## Begin

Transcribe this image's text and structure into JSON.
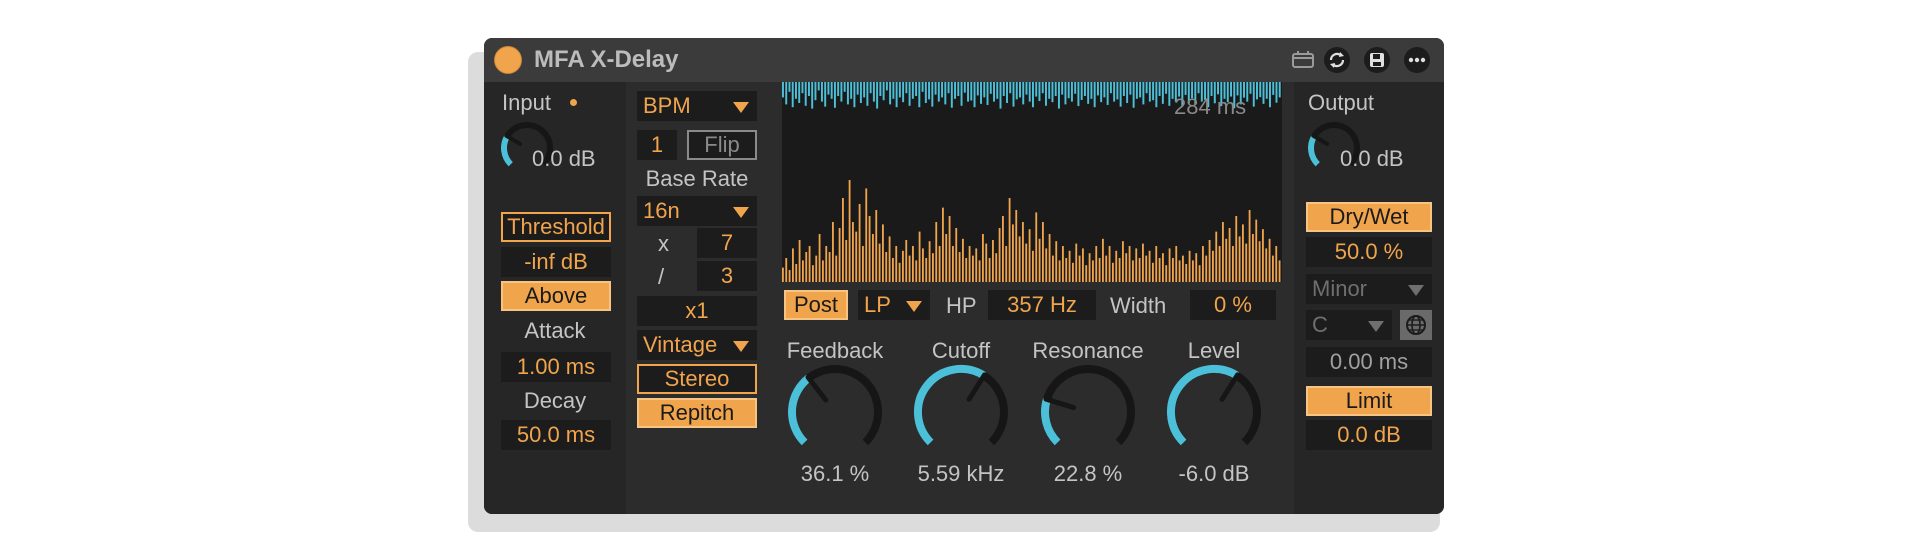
{
  "colors": {
    "accent": "#f0a44c",
    "cyan": "#4cc0d8",
    "panel": "#262626",
    "field": "#1c1c1c",
    "text": "#c4c4c4"
  },
  "header": {
    "title": "MFA X-Delay",
    "icons": [
      "clip-icon",
      "sync-icon",
      "save-icon",
      "more-icon"
    ]
  },
  "input": {
    "label": "Input",
    "value": "0.0 dB",
    "threshold_label": "Threshold",
    "threshold_value": "-inf dB",
    "above_label": "Above",
    "attack_label": "Attack",
    "attack_value": "1.00 ms",
    "decay_label": "Decay",
    "decay_value": "50.0 ms"
  },
  "timing": {
    "mode": "BPM",
    "count": "1",
    "flip_label": "Flip",
    "base_rate_label": "Base Rate",
    "base_rate": "16n",
    "mult_symbol": "x",
    "mult_value": "7",
    "div_symbol": "/",
    "div_value": "3",
    "multiplier": "x1",
    "style": "Vintage",
    "stereo_label": "Stereo",
    "repitch_label": "Repitch"
  },
  "display": {
    "delay_time": "284 ms",
    "top_wave": [
      0.55,
      0.8,
      0.35,
      0.9,
      0.6,
      0.75,
      0.4,
      0.85,
      0.5,
      0.95,
      0.65,
      0.3,
      0.7,
      0.88,
      0.45,
      0.6,
      0.92,
      0.5,
      0.7,
      0.35,
      0.8,
      0.6,
      0.9,
      0.45,
      0.75,
      0.55,
      0.85,
      0.4,
      0.7,
      0.95,
      0.5,
      0.65,
      0.3,
      0.8,
      0.6,
      0.9,
      0.55,
      0.72,
      0.4,
      0.85,
      0.6,
      0.5,
      0.9,
      0.35,
      0.75,
      0.62,
      0.88,
      0.45,
      0.7,
      0.55,
      0.8,
      0.4,
      0.92,
      0.6,
      0.5,
      0.85,
      0.38,
      0.7,
      0.66,
      0.9,
      0.48,
      0.78,
      0.55,
      0.82,
      0.42,
      0.7,
      0.6,
      0.95,
      0.5,
      0.75,
      0.4,
      0.88,
      0.62,
      0.55,
      0.8,
      0.45,
      0.7,
      0.9,
      0.52,
      0.68,
      0.4,
      0.85,
      0.6,
      0.72,
      0.5,
      0.95,
      0.45,
      0.8,
      0.58,
      0.7,
      0.42,
      0.86,
      0.64,
      0.5,
      0.78,
      0.6,
      0.9,
      0.48,
      0.72,
      0.55,
      0.82,
      0.4,
      0.7,
      0.62,
      0.88,
      0.5,
      0.75,
      0.45,
      0.92,
      0.6,
      0.55,
      0.8,
      0.4,
      0.7,
      0.65,
      0.9,
      0.5,
      0.78,
      0.42,
      0.85,
      0.6,
      0.7,
      0.52,
      0.88,
      0.46,
      0.75,
      0.58,
      0.82,
      0.4,
      0.7,
      0.64,
      0.9,
      0.5,
      0.76,
      0.44,
      0.86,
      0.6,
      0.72,
      0.52,
      0.94,
      0.48,
      0.8,
      0.56,
      0.7,
      0.42,
      0.88,
      0.62,
      0.54,
      0.78,
      0.6,
      0.9,
      0.46,
      0.74,
      0.55
    ],
    "bottom_wave": [
      0.12,
      0.2,
      0.1,
      0.28,
      0.15,
      0.35,
      0.18,
      0.25,
      0.3,
      0.14,
      0.22,
      0.4,
      0.18,
      0.3,
      0.25,
      0.5,
      0.22,
      0.45,
      0.7,
      0.35,
      0.85,
      0.5,
      0.42,
      0.65,
      0.3,
      0.78,
      0.55,
      0.4,
      0.6,
      0.32,
      0.48,
      0.25,
      0.38,
      0.2,
      0.3,
      0.16,
      0.26,
      0.35,
      0.22,
      0.3,
      0.18,
      0.42,
      0.28,
      0.2,
      0.34,
      0.24,
      0.5,
      0.3,
      0.62,
      0.4,
      0.55,
      0.3,
      0.45,
      0.25,
      0.36,
      0.2,
      0.3,
      0.22,
      0.28,
      0.18,
      0.4,
      0.32,
      0.2,
      0.35,
      0.24,
      0.45,
      0.55,
      0.3,
      0.7,
      0.48,
      0.6,
      0.38,
      0.5,
      0.32,
      0.44,
      0.26,
      0.58,
      0.36,
      0.5,
      0.28,
      0.4,
      0.22,
      0.34,
      0.18,
      0.3,
      0.2,
      0.26,
      0.16,
      0.32,
      0.22,
      0.28,
      0.14,
      0.24,
      0.18,
      0.3,
      0.2,
      0.36,
      0.22,
      0.3,
      0.16,
      0.26,
      0.2,
      0.34,
      0.24,
      0.3,
      0.18,
      0.28,
      0.2,
      0.32,
      0.22,
      0.26,
      0.16,
      0.3,
      0.2,
      0.24,
      0.14,
      0.28,
      0.2,
      0.3,
      0.18,
      0.22,
      0.15,
      0.26,
      0.18,
      0.24,
      0.14,
      0.3,
      0.22,
      0.35,
      0.26,
      0.42,
      0.3,
      0.5,
      0.36,
      0.45,
      0.3,
      0.55,
      0.38,
      0.48,
      0.32,
      0.6,
      0.4,
      0.52,
      0.34,
      0.44,
      0.28,
      0.36,
      0.22,
      0.3,
      0.18
    ]
  },
  "filter": {
    "post_label": "Post",
    "type": "LP",
    "hp_label": "HP",
    "hp_value": "357 Hz",
    "width_label": "Width",
    "width_value": "0 %"
  },
  "knobs": [
    {
      "name": "feedback",
      "label": "Feedback",
      "value": "36.1 %",
      "level": 0.36
    },
    {
      "name": "cutoff",
      "label": "Cutoff",
      "value": "5.59 kHz",
      "level": 0.62
    },
    {
      "name": "resonance",
      "label": "Resonance",
      "value": "22.8 %",
      "level": 0.23
    },
    {
      "name": "level",
      "label": "Level",
      "value": "-6.0 dB",
      "level": 0.62
    }
  ],
  "input_knob_level": 0.28,
  "output_knob_level": 0.28,
  "output": {
    "label": "Output",
    "value": "0.0 dB",
    "drywet_label": "Dry/Wet",
    "drywet_value": "50.0 %",
    "scale": "Minor",
    "key": "C",
    "time_value": "0.00 ms",
    "limit_label": "Limit",
    "limit_value": "0.0 dB"
  }
}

## End

**AIM**
Pictures in the records must not appear in the copy; transcribe everything else precisely.

**ANSWER TO THIS EXERCISE**
Transcribe this image's text and structure into JSON.
{
  "colors": {
    "accent": "#f0a44c",
    "cyan": "#4cc0d8",
    "panel": "#262626",
    "field": "#1c1c1c",
    "text": "#c4c4c4"
  },
  "header": {
    "title": "MFA X-Delay",
    "icons": [
      "clip-icon",
      "sync-icon",
      "save-icon",
      "more-icon"
    ]
  },
  "input": {
    "label": "Input",
    "value": "0.0 dB",
    "threshold_label": "Threshold",
    "threshold_value": "-inf dB",
    "above_label": "Above",
    "attack_label": "Attack",
    "attack_value": "1.00 ms",
    "decay_label": "Decay",
    "decay_value": "50.0 ms"
  },
  "timing": {
    "mode": "BPM",
    "count": "1",
    "flip_label": "Flip",
    "base_rate_label": "Base Rate",
    "base_rate": "16n",
    "mult_symbol": "x",
    "mult_value": "7",
    "div_symbol": "/",
    "div_value": "3",
    "multiplier": "x1",
    "style": "Vintage",
    "stereo_label": "Stereo",
    "repitch_label": "Repitch"
  },
  "display": {
    "delay_time": "284 ms",
    "top_wave": [
      0.55,
      0.8,
      0.35,
      0.9,
      0.6,
      0.75,
      0.4,
      0.85,
      0.5,
      0.95,
      0.65,
      0.3,
      0.7,
      0.88,
      0.45,
      0.6,
      0.92,
      0.5,
      0.7,
      0.35,
      0.8,
      0.6,
      0.9,
      0.45,
      0.75,
      0.55,
      0.85,
      0.4,
      0.7,
      0.95,
      0.5,
      0.65,
      0.3,
      0.8,
      0.6,
      0.9,
      0.55,
      0.72,
      0.4,
      0.85,
      0.6,
      0.5,
      0.9,
      0.35,
      0.75,
      0.62,
      0.88,
      0.45,
      0.7,
      0.55,
      0.8,
      0.4,
      0.92,
      0.6,
      0.5,
      0.85,
      0.38,
      0.7,
      0.66,
      0.9,
      0.48,
      0.78,
      0.55,
      0.82,
      0.42,
      0.7,
      0.6,
      0.95,
      0.5,
      0.75,
      0.4,
      0.88,
      0.62,
      0.55,
      0.8,
      0.45,
      0.7,
      0.9,
      0.52,
      0.68,
      0.4,
      0.85,
      0.6,
      0.72,
      0.5,
      0.95,
      0.45,
      0.8,
      0.58,
      0.7,
      0.42,
      0.86,
      0.64,
      0.5,
      0.78,
      0.6,
      0.9,
      0.48,
      0.72,
      0.55,
      0.82,
      0.4,
      0.7,
      0.62,
      0.88,
      0.5,
      0.75,
      0.45,
      0.92,
      0.6,
      0.55,
      0.8,
      0.4,
      0.7,
      0.65,
      0.9,
      0.5,
      0.78,
      0.42,
      0.85,
      0.6,
      0.7,
      0.52,
      0.88,
      0.46,
      0.75,
      0.58,
      0.82,
      0.4,
      0.7,
      0.64,
      0.9,
      0.5,
      0.76,
      0.44,
      0.86,
      0.6,
      0.72,
      0.52,
      0.94,
      0.48,
      0.8,
      0.56,
      0.7,
      0.42,
      0.88,
      0.62,
      0.54,
      0.78,
      0.6,
      0.9,
      0.46,
      0.74,
      0.55
    ],
    "bottom_wave": [
      0.12,
      0.2,
      0.1,
      0.28,
      0.15,
      0.35,
      0.18,
      0.25,
      0.3,
      0.14,
      0.22,
      0.4,
      0.18,
      0.3,
      0.25,
      0.5,
      0.22,
      0.45,
      0.7,
      0.35,
      0.85,
      0.5,
      0.42,
      0.65,
      0.3,
      0.78,
      0.55,
      0.4,
      0.6,
      0.32,
      0.48,
      0.25,
      0.38,
      0.2,
      0.3,
      0.16,
      0.26,
      0.35,
      0.22,
      0.3,
      0.18,
      0.42,
      0.28,
      0.2,
      0.34,
      0.24,
      0.5,
      0.3,
      0.62,
      0.4,
      0.55,
      0.3,
      0.45,
      0.25,
      0.36,
      0.2,
      0.3,
      0.22,
      0.28,
      0.18,
      0.4,
      0.32,
      0.2,
      0.35,
      0.24,
      0.45,
      0.55,
      0.3,
      0.7,
      0.48,
      0.6,
      0.38,
      0.5,
      0.32,
      0.44,
      0.26,
      0.58,
      0.36,
      0.5,
      0.28,
      0.4,
      0.22,
      0.34,
      0.18,
      0.3,
      0.2,
      0.26,
      0.16,
      0.32,
      0.22,
      0.28,
      0.14,
      0.24,
      0.18,
      0.3,
      0.2,
      0.36,
      0.22,
      0.3,
      0.16,
      0.26,
      0.2,
      0.34,
      0.24,
      0.3,
      0.18,
      0.28,
      0.2,
      0.32,
      0.22,
      0.26,
      0.16,
      0.3,
      0.2,
      0.24,
      0.14,
      0.28,
      0.2,
      0.3,
      0.18,
      0.22,
      0.15,
      0.26,
      0.18,
      0.24,
      0.14,
      0.3,
      0.22,
      0.35,
      0.26,
      0.42,
      0.3,
      0.5,
      0.36,
      0.45,
      0.3,
      0.55,
      0.38,
      0.48,
      0.32,
      0.6,
      0.4,
      0.52,
      0.34,
      0.44,
      0.28,
      0.36,
      0.22,
      0.3,
      0.18
    ]
  },
  "filter": {
    "post_label": "Post",
    "type": "LP",
    "hp_label": "HP",
    "hp_value": "357 Hz",
    "width_label": "Width",
    "width_value": "0 %"
  },
  "knobs": [
    {
      "name": "feedback",
      "label": "Feedback",
      "value": "36.1 %",
      "level": 0.36
    },
    {
      "name": "cutoff",
      "label": "Cutoff",
      "value": "5.59 kHz",
      "level": 0.62
    },
    {
      "name": "resonance",
      "label": "Resonance",
      "value": "22.8 %",
      "level": 0.23
    },
    {
      "name": "level",
      "label": "Level",
      "value": "-6.0 dB",
      "level": 0.62
    }
  ],
  "input_knob_level": 0.28,
  "output_knob_level": 0.28,
  "output": {
    "label": "Output",
    "value": "0.0 dB",
    "drywet_label": "Dry/Wet",
    "drywet_value": "50.0 %",
    "scale": "Minor",
    "key": "C",
    "time_value": "0.00 ms",
    "limit_label": "Limit",
    "limit_value": "0.0 dB"
  }
}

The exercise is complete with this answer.